Count how many lines in the material below hold the word "this"; the reply is that number alone.

-------- EXERCISE MATERIAL --------

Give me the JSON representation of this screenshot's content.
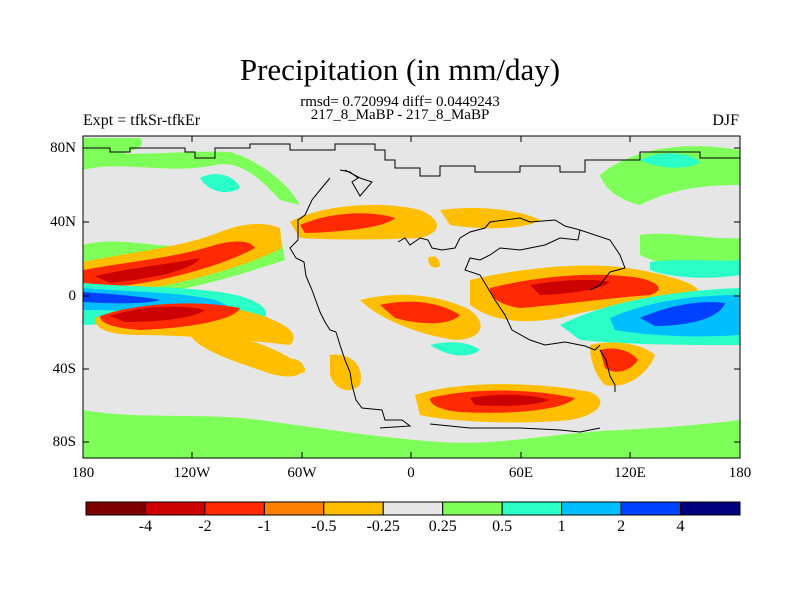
{
  "title": "Precipitation (in mm/day)",
  "stats": "rmsd= 0.720994 diff= 0.0449243",
  "subtitle": "217_8_MaBP - 217_8_MaBP",
  "experiment": "Expt = tfkSr-tfkEr",
  "season": "DJF",
  "lat_ticks": [
    "80N",
    "40N",
    "0",
    "40S",
    "80S"
  ],
  "lon_ticks": [
    "180",
    "120W",
    "60W",
    "0",
    "60E",
    "120E",
    "180"
  ],
  "colorbar": {
    "labels": [
      "-4",
      "-2",
      "-1",
      "-0.5",
      "-0.25",
      "0.25",
      "0.5",
      "1",
      "2",
      "4"
    ],
    "colors": [
      "#7f0000",
      "#cc0000",
      "#ff2a00",
      "#ff7f00",
      "#ffbf00",
      "#e6e6e6",
      "#7fff5a",
      "#2affc8",
      "#00bfff",
      "#0040ff",
      "#00007f"
    ]
  },
  "map_colors": {
    "neutral": "#e6e6e6",
    "coastline": "#000000"
  }
}
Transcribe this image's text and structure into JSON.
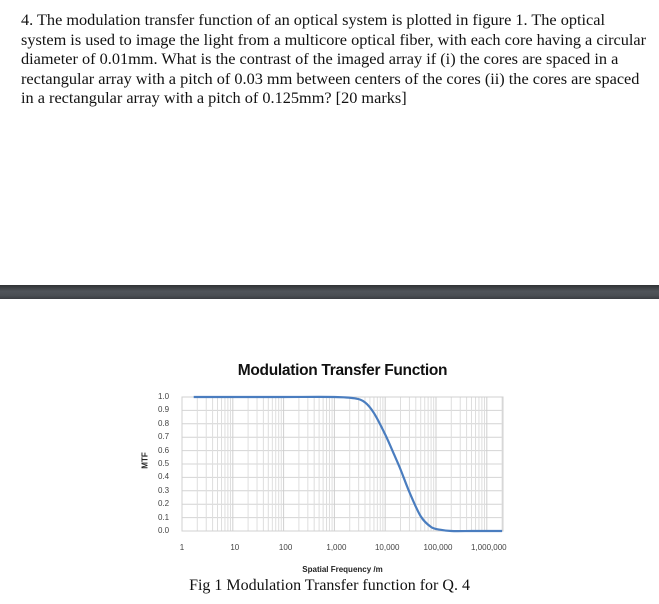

--------

__FINISHED TASK__. 2